● **Exercise instructions**
Write each entry out again verbatim, pictures excluded.

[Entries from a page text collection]

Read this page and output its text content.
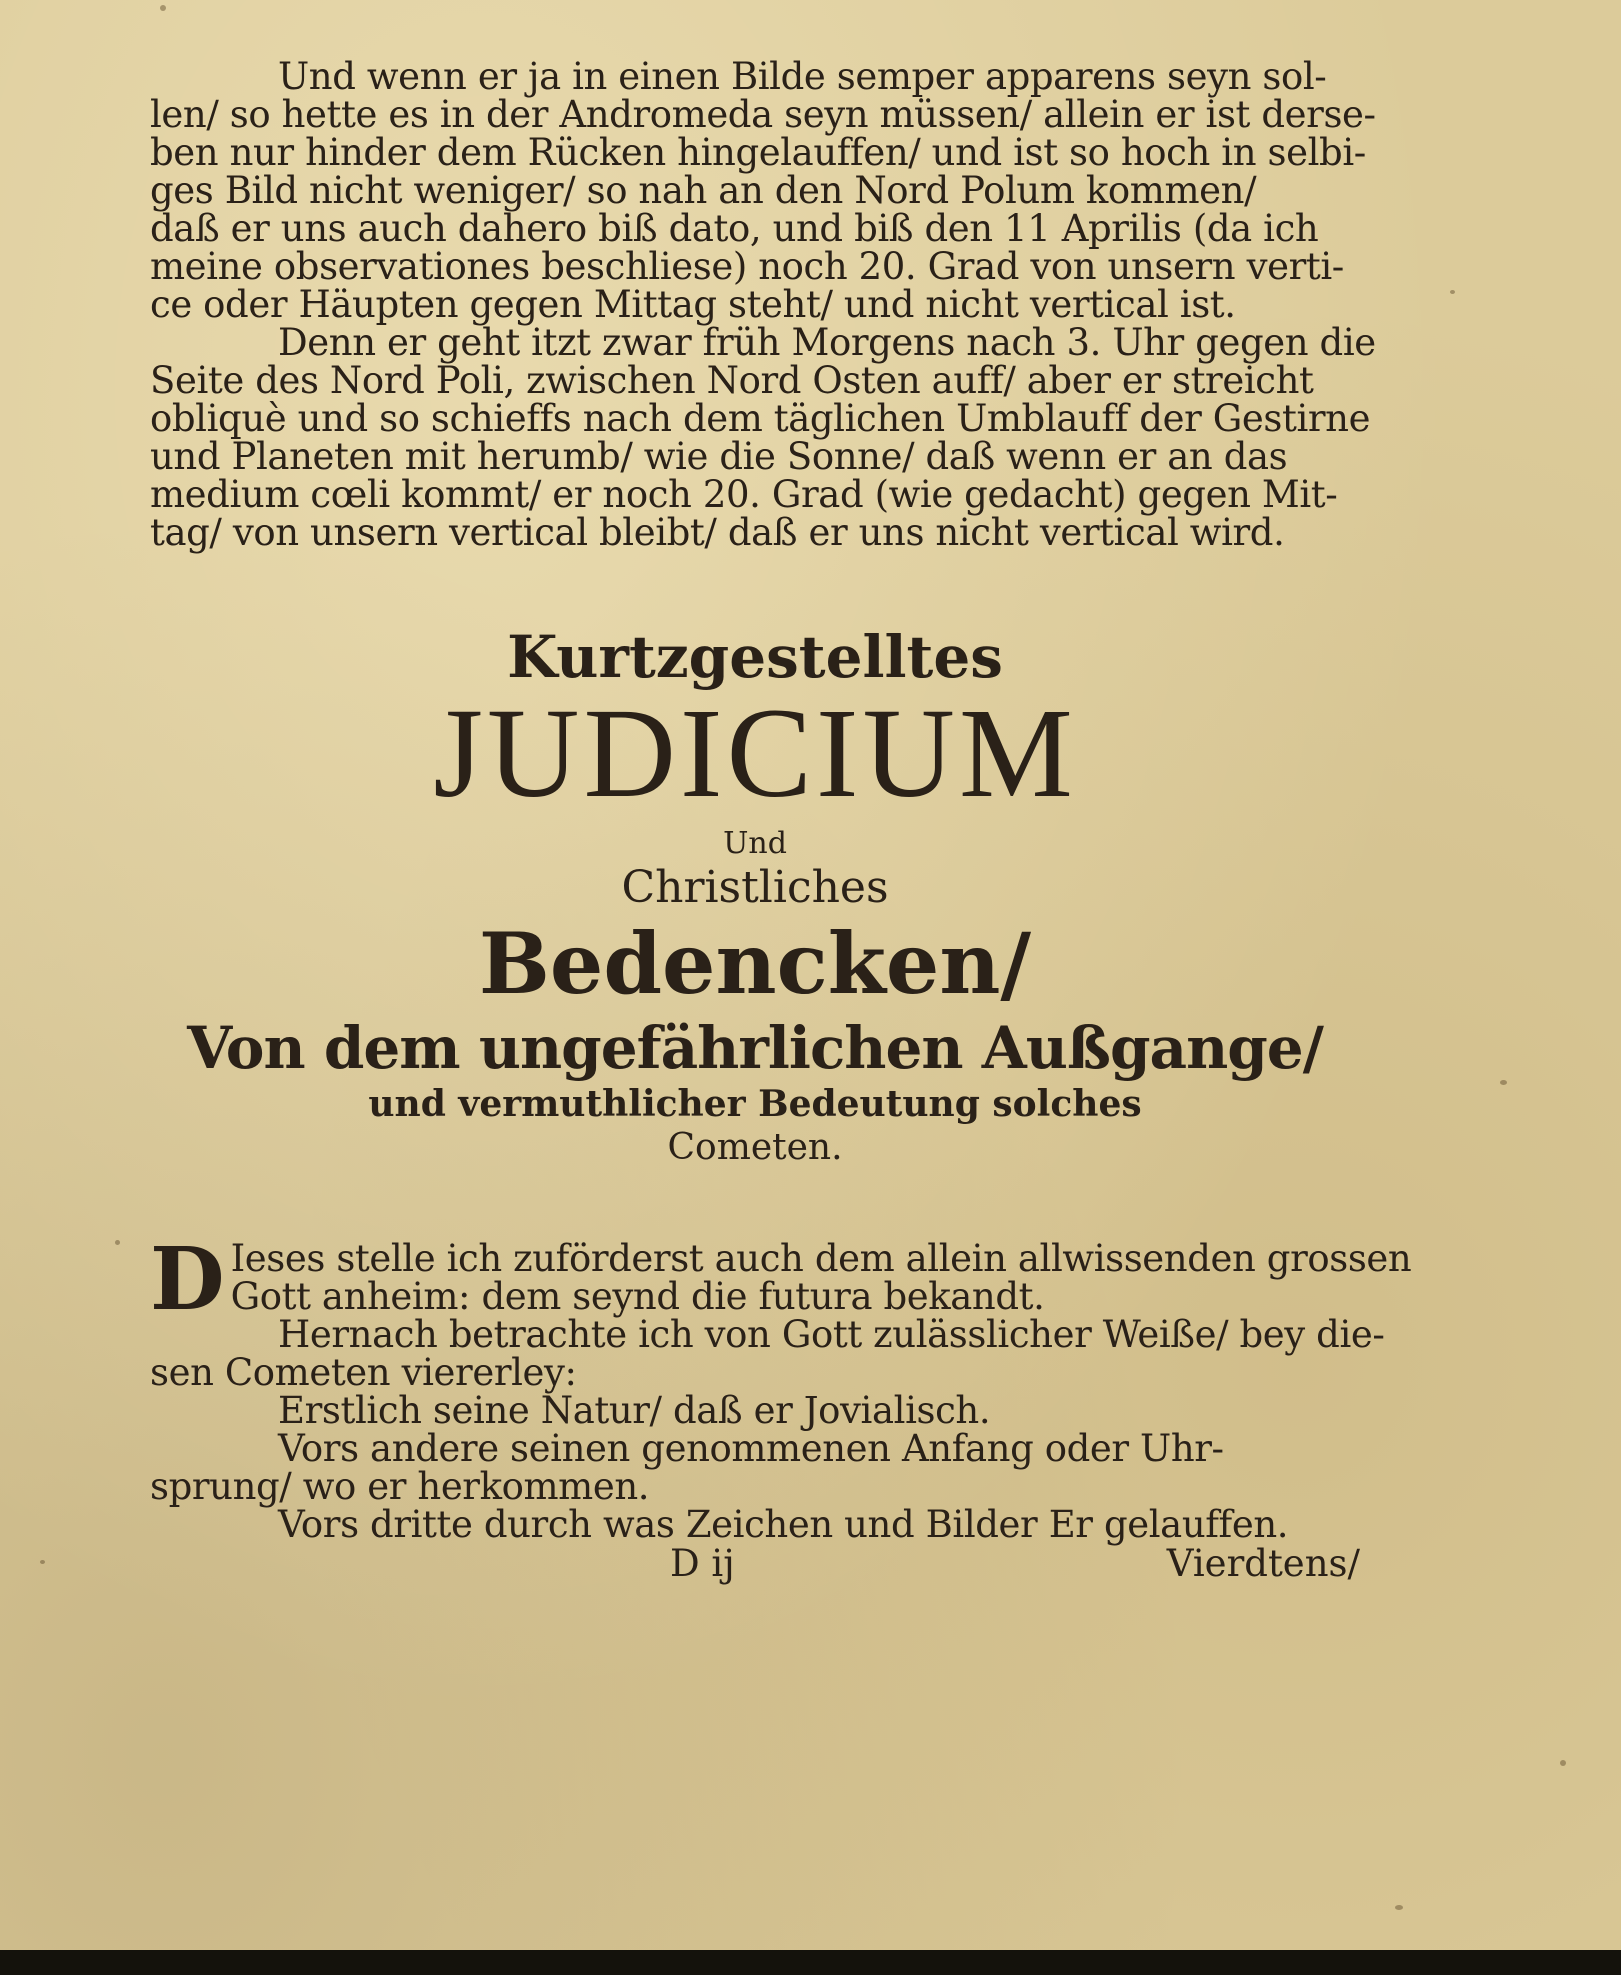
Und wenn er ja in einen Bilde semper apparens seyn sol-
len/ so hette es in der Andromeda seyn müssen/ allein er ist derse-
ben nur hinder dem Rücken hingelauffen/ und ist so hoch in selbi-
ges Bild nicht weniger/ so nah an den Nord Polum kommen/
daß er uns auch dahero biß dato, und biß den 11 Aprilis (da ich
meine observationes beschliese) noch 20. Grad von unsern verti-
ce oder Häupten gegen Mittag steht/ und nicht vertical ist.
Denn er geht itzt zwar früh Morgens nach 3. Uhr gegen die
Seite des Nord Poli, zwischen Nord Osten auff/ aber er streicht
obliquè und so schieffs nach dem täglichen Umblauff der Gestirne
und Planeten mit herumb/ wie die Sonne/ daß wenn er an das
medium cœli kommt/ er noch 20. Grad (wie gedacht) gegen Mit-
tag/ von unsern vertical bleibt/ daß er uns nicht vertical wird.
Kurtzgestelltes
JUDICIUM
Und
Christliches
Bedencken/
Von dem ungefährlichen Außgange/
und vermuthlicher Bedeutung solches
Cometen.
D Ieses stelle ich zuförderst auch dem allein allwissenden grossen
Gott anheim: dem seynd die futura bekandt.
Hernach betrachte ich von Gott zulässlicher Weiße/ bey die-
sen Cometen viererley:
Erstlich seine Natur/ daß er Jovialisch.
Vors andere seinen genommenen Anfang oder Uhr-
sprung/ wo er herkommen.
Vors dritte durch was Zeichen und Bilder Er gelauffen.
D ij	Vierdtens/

● **Answer to this exercise**
Read this page and output its text content.
Und wenn er ja in einen Bilde semper apparens seyn sol-
len/ so hette es in der Andromeda seyn müssen/ allein er ist derse-
ben nur hinder dem Rücken hingelauffen/ und ist so hoch in selbi-
ges Bild nicht weniger/ so nah an den Nord Polum kommen/
daß er uns auch dahero biß dato, und biß den 11 Aprilis (da ich
meine observationes beschliese) noch 20. Grad von unsern verti-
ce oder Häupten gegen Mittag steht/ und nicht vertical ist.
Denn er geht itzt zwar früh Morgens nach 3. Uhr gegen die
Seite des Nord Poli, zwischen Nord Osten auff/ aber er streicht
obliquè und so schieffs nach dem täglichen Umblauff der Gestirne
und Planeten mit herumb/ wie die Sonne/ daß wenn er an das
medium cœli kommt/ er noch 20. Grad (wie gedacht) gegen Mit-
tag/ von unsern vertical bleibt/ daß er uns nicht vertical wird.
Kurtzgestelltes
JUDICIUM
Und
Christliches
Bedencken/
Von dem ungefährlichen Außgange/
und vermuthlicher Bedeutung solches
Cometen.
D Ieses stelle ich zuförderst auch dem allein allwissenden grossen
Gott anheim: dem seynd die futura bekandt.
Hernach betrachte ich von Gott zulässlicher Weiße/ bey die-
sen Cometen viererley:
Erstlich seine Natur/ daß er Jovialisch.
Vors andere seinen genommenen Anfang oder Uhr-
sprung/ wo er herkommen.
Vors dritte durch was Zeichen und Bilder Er gelauffen.
D ij	Vierdtens/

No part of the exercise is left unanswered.